## The request
Report, word for word, every line of the material that contains "selected".
== Data in this exercise
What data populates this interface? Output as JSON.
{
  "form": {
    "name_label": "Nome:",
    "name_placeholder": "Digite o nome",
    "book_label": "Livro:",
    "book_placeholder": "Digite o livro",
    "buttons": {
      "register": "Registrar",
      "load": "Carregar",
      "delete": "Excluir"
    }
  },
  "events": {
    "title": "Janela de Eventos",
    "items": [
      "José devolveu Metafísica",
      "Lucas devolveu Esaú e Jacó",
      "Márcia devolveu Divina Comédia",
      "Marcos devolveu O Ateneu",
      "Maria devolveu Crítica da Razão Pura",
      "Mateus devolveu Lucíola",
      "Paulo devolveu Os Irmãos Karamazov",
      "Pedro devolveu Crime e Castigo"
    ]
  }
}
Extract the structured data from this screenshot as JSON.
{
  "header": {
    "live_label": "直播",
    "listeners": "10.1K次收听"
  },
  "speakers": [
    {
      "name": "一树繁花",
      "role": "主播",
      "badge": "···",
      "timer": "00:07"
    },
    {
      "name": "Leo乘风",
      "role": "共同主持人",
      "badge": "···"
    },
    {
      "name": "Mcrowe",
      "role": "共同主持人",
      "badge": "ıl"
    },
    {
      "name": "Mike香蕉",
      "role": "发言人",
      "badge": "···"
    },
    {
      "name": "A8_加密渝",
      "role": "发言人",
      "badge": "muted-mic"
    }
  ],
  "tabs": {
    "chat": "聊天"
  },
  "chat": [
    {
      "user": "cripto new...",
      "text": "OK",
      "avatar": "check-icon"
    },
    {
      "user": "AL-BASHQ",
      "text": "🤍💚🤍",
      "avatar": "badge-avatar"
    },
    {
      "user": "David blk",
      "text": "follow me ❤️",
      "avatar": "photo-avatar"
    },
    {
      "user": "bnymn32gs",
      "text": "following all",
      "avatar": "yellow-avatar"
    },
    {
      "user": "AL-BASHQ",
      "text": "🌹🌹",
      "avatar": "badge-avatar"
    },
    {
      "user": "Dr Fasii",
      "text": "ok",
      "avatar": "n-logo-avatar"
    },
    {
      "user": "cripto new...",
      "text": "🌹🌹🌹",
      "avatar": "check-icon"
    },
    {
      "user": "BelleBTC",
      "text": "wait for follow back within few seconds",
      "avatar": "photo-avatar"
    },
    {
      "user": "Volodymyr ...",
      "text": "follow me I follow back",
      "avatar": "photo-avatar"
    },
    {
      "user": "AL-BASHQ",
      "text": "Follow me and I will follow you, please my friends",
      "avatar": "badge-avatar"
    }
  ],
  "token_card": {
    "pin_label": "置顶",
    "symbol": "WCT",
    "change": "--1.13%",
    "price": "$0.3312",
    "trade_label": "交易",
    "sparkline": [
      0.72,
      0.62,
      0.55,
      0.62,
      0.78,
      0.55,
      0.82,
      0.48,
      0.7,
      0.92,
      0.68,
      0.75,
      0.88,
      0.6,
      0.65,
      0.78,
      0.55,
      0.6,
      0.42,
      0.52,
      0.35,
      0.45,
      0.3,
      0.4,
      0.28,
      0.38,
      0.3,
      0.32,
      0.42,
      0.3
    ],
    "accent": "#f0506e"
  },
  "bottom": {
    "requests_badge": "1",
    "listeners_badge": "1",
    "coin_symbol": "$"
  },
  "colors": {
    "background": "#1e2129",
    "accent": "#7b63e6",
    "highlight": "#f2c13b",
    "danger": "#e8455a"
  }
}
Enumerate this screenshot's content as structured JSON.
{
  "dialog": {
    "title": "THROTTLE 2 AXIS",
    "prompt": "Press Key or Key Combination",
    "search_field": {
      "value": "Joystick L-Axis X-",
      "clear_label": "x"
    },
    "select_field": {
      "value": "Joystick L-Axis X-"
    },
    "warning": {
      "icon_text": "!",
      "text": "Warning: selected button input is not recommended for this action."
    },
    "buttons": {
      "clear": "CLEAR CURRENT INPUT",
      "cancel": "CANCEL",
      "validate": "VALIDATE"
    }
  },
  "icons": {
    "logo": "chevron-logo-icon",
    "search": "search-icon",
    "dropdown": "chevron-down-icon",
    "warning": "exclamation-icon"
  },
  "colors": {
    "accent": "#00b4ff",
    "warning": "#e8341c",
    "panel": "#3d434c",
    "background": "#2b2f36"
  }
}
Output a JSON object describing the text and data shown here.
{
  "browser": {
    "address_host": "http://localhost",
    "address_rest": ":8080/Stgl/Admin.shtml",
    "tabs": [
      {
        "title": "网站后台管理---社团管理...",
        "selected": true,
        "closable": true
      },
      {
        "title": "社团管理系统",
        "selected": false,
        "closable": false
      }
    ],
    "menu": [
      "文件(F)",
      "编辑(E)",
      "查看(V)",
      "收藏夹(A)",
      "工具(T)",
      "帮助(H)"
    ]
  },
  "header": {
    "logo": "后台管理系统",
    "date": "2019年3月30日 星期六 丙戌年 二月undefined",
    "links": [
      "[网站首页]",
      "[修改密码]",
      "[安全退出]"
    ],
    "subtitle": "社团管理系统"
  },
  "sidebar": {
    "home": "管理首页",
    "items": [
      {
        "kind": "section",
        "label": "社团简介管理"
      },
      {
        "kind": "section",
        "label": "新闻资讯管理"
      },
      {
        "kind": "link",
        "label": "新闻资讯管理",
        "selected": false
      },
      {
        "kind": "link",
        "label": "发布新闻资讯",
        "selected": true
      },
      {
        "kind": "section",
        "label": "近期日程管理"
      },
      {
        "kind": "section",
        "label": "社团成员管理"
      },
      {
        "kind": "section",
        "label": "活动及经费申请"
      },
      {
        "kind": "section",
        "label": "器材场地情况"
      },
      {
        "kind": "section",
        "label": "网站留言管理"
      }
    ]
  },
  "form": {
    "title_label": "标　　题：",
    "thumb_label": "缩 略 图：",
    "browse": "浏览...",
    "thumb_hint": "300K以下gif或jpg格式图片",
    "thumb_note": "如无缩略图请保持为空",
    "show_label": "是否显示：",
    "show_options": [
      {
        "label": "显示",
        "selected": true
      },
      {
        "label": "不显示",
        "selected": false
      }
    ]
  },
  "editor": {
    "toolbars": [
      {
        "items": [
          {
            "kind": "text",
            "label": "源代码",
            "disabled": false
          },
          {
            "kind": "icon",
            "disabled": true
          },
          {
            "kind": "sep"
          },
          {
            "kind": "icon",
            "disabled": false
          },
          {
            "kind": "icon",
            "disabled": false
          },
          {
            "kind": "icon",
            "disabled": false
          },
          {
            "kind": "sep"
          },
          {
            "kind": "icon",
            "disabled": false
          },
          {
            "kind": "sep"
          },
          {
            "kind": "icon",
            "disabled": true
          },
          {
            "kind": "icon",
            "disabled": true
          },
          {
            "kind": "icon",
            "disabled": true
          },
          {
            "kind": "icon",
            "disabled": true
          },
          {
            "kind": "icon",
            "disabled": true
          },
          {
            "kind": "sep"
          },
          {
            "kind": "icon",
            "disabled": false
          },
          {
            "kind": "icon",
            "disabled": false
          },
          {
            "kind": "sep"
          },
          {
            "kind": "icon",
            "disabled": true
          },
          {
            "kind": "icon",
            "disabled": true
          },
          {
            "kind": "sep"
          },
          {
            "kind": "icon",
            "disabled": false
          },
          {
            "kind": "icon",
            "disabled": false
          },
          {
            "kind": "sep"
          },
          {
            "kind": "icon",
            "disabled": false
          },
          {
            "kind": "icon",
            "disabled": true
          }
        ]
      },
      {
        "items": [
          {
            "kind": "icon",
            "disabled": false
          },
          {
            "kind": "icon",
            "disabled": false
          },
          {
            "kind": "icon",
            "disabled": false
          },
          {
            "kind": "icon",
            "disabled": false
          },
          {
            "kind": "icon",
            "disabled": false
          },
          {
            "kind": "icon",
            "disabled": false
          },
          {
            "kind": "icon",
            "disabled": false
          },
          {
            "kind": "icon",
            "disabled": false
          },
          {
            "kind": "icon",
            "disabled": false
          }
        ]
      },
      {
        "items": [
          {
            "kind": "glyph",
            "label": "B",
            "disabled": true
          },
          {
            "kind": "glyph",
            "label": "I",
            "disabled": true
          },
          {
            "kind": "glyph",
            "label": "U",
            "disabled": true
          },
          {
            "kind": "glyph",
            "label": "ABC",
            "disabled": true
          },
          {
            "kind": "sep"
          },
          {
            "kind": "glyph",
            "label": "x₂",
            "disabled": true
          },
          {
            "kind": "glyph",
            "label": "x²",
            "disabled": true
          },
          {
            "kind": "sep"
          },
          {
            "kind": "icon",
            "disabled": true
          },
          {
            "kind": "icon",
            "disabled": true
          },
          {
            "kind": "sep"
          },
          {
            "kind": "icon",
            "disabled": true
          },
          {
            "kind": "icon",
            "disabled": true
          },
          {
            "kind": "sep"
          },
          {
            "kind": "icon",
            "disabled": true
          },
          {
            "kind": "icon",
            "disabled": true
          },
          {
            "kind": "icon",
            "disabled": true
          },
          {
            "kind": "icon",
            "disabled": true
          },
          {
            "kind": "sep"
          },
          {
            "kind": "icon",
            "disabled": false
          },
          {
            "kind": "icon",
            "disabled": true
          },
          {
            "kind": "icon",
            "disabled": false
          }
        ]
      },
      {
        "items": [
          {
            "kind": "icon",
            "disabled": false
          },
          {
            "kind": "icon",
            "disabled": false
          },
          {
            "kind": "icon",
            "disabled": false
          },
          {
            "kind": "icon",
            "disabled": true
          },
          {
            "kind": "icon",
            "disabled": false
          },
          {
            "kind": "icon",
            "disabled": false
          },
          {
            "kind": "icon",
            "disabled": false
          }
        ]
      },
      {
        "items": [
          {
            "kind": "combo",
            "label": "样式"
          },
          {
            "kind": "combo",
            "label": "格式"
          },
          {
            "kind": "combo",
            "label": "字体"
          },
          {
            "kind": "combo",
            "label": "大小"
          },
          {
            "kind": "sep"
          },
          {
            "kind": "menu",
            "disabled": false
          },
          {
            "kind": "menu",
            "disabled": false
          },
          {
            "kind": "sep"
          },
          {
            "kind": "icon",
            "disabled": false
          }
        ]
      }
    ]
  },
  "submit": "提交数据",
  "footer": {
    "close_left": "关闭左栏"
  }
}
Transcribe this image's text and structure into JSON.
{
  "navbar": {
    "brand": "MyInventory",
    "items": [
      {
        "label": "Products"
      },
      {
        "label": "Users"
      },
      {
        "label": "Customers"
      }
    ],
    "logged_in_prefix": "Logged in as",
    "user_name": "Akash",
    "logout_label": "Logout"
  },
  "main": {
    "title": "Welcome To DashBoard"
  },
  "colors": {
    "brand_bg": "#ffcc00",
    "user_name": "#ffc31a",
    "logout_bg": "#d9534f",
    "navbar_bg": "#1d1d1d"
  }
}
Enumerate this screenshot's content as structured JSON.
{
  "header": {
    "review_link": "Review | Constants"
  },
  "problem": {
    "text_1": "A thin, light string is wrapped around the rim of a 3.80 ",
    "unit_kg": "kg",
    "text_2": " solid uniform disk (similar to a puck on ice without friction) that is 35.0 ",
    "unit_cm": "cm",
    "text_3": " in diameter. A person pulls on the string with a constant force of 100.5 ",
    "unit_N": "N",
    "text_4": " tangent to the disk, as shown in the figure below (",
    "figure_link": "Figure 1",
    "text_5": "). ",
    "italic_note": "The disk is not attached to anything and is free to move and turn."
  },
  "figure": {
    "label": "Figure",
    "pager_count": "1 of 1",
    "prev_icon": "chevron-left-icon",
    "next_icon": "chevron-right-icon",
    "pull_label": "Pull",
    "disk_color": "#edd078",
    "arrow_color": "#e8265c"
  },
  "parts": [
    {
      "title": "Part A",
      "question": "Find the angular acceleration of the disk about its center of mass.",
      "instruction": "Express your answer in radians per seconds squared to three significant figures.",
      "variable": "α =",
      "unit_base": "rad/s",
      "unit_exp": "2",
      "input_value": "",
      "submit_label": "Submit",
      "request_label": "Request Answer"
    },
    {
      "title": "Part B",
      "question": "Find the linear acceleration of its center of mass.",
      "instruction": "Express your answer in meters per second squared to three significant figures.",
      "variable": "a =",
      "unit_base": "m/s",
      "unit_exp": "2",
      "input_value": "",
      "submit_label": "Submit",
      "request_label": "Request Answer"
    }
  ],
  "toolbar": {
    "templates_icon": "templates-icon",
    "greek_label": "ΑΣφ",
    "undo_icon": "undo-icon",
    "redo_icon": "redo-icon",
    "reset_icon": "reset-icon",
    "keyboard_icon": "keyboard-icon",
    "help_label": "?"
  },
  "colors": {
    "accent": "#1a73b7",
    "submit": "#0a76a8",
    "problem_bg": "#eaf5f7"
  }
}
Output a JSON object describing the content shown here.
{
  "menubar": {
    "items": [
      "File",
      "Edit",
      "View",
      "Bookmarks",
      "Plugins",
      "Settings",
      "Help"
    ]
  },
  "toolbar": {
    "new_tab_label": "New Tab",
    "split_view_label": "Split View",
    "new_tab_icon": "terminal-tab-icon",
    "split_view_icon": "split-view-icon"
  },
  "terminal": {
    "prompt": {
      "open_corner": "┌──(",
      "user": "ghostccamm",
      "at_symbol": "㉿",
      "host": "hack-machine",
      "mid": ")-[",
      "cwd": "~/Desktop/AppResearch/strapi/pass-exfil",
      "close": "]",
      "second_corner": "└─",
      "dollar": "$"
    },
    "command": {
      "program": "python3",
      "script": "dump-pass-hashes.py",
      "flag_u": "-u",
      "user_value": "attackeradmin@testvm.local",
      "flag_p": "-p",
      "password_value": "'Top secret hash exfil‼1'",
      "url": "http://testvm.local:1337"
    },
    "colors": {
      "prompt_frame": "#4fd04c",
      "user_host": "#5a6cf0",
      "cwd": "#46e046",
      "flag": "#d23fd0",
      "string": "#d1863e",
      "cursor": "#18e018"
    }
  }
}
====
## Output of the task
      "text": "Warning: selected button input is not recommended for this action."
        "selected": true,
        "selected": false,
        "selected": false
        "selected": true
        "selected": true
        "selected": false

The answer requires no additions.